Figure record extracts:
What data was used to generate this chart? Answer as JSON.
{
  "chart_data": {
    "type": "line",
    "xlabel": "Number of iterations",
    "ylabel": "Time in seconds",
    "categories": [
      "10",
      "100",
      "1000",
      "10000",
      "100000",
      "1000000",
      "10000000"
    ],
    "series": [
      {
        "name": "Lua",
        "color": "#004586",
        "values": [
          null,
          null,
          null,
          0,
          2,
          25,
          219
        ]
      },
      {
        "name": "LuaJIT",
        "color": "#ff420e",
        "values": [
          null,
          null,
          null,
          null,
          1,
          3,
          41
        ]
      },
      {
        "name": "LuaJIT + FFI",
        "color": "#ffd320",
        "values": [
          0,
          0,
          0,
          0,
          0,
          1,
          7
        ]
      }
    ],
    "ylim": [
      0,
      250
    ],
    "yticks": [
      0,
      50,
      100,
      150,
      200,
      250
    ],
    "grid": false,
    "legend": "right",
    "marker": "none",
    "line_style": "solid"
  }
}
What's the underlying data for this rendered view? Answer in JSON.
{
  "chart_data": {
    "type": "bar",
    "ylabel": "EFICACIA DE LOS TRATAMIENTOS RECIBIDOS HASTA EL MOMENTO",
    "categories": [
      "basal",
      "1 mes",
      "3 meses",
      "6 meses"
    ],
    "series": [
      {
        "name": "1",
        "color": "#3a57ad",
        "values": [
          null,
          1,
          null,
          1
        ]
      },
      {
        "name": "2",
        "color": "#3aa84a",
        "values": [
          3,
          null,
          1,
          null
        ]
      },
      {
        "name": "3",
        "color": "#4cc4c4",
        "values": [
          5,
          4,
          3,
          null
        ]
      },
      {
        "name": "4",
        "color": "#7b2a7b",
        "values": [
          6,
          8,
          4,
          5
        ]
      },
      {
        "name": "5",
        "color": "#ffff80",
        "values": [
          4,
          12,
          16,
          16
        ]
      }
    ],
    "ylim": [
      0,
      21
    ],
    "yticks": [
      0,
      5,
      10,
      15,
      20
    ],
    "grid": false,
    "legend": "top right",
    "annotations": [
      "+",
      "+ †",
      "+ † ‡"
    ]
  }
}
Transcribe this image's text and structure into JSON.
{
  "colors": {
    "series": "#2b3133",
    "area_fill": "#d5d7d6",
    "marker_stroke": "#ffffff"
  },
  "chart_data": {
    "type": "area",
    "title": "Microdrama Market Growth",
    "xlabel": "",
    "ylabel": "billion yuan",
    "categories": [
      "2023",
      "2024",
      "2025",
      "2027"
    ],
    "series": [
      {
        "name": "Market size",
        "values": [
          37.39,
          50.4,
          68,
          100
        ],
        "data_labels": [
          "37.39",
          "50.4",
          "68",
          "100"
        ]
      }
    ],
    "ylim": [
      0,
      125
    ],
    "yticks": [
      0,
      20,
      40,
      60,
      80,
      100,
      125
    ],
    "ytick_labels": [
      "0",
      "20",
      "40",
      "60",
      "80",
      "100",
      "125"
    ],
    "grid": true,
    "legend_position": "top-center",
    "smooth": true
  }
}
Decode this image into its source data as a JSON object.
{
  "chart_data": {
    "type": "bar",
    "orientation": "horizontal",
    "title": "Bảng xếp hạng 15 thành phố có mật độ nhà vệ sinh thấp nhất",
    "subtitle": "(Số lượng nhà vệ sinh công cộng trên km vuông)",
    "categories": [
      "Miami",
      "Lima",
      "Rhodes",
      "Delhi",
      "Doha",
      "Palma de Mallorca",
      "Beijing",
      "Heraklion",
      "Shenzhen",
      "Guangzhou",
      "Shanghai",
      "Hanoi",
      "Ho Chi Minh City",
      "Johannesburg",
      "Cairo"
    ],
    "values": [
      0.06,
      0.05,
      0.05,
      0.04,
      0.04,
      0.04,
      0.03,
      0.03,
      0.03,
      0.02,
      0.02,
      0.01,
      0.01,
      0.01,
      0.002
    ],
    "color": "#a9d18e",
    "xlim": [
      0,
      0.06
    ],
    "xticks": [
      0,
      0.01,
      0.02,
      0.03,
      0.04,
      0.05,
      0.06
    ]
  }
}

TASK PROMPT:
Restate the listing above word for word.

EXERCISE SOLUTION:
What data was used to generate this chart? Answer as JSON.
{
  "chart_data": {
    "type": "line",
    "xlabel": "Number of iterations",
    "ylabel": "Time in seconds",
    "categories": [
      "10",
      "100",
      "1000",
      "10000",
      "100000",
      "1000000",
      "10000000"
    ],
    "series": [
      {
        "name": "Lua",
        "color": "#004586",
        "values": [
          null,
          null,
          null,
          0,
          2,
          25,
          219
        ]
      },
      {
        "name": "LuaJIT",
        "color": "#ff420e",
        "values": [
          null,
          null,
          null,
          null,
          1,
          3,
          41
        ]
      },
      {
        "name": "LuaJIT + FFI",
        "color": "#ffd320",
        "values": [
          0,
          0,
          0,
          0,
          0,
          1,
          7
        ]
      }
    ],
    "ylim": [
      0,
      250
    ],
    "yticks": [
      0,
      50,
      100,
      150,
      200,
      250
    ],
    "grid": false,
    "legend": "right",
    "marker": "none",
    "line_style": "solid"
  }
}
What's the underlying data for this rendered view? Answer in JSON.
{
  "chart_data": {
    "type": "bar",
    "ylabel": "EFICACIA DE LOS TRATAMIENTOS RECIBIDOS HASTA EL MOMENTO",
    "categories": [
      "basal",
      "1 mes",
      "3 meses",
      "6 meses"
    ],
    "series": [
      {
        "name": "1",
        "color": "#3a57ad",
        "values": [
          null,
          1,
          null,
          1
        ]
      },
      {
        "name": "2",
        "color": "#3aa84a",
        "values": [
          3,
          null,
          1,
          null
        ]
      },
      {
        "name": "3",
        "color": "#4cc4c4",
        "values": [
          5,
          4,
          3,
          null
        ]
      },
      {
        "name": "4",
        "color": "#7b2a7b",
        "values": [
          6,
          8,
          4,
          5
        ]
      },
      {
        "name": "5",
        "color": "#ffff80",
        "values": [
          4,
          12,
          16,
          16
        ]
      }
    ],
    "ylim": [
      0,
      21
    ],
    "yticks": [
      0,
      5,
      10,
      15,
      20
    ],
    "grid": false,
    "legend": "top right",
    "annotations": [
      "+",
      "+ †",
      "+ † ‡"
    ]
  }
}
Transcribe this image's text and structure into JSON.
{
  "colors": {
    "series": "#2b3133",
    "area_fill": "#d5d7d6",
    "marker_stroke": "#ffffff"
  },
  "chart_data": {
    "type": "area",
    "title": "Microdrama Market Growth",
    "xlabel": "",
    "ylabel": "billion yuan",
    "categories": [
      "2023",
      "2024",
      "2025",
      "2027"
    ],
    "series": [
      {
        "name": "Market size",
        "values": [
          37.39,
          50.4,
          68,
          100
        ],
        "data_labels": [
          "37.39",
          "50.4",
          "68",
          "100"
        ]
      }
    ],
    "ylim": [
      0,
      125
    ],
    "yticks": [
      0,
      20,
      40,
      60,
      80,
      100,
      125
    ],
    "ytick_labels": [
      "0",
      "20",
      "40",
      "60",
      "80",
      "100",
      "125"
    ],
    "grid": true,
    "legend_position": "top-center",
    "smooth": true
  }
}
Decode this image into its source data as a JSON object.
{
  "chart_data": {
    "type": "bar",
    "orientation": "horizontal",
    "title": "Bảng xếp hạng 15 thành phố có mật độ nhà vệ sinh thấp nhất",
    "subtitle": "(Số lượng nhà vệ sinh công cộng trên km vuông)",
    "categories": [
      "Miami",
      "Lima",
      "Rhodes",
      "Delhi",
      "Doha",
      "Palma de Mallorca",
      "Beijing",
      "Heraklion",
      "Shenzhen",
      "Guangzhou",
      "Shanghai",
      "Hanoi",
      "Ho Chi Minh City",
      "Johannesburg",
      "Cairo"
    ],
    "values": [
      0.06,
      0.05,
      0.05,
      0.04,
      0.04,
      0.04,
      0.03,
      0.03,
      0.03,
      0.02,
      0.02,
      0.01,
      0.01,
      0.01,
      0.002
    ],
    "color": "#a9d18e",
    "xlim": [
      0,
      0.06
    ],
    "xticks": [
      0,
      0.01,
      0.02,
      0.03,
      0.04,
      0.05,
      0.06
    ]
  }
}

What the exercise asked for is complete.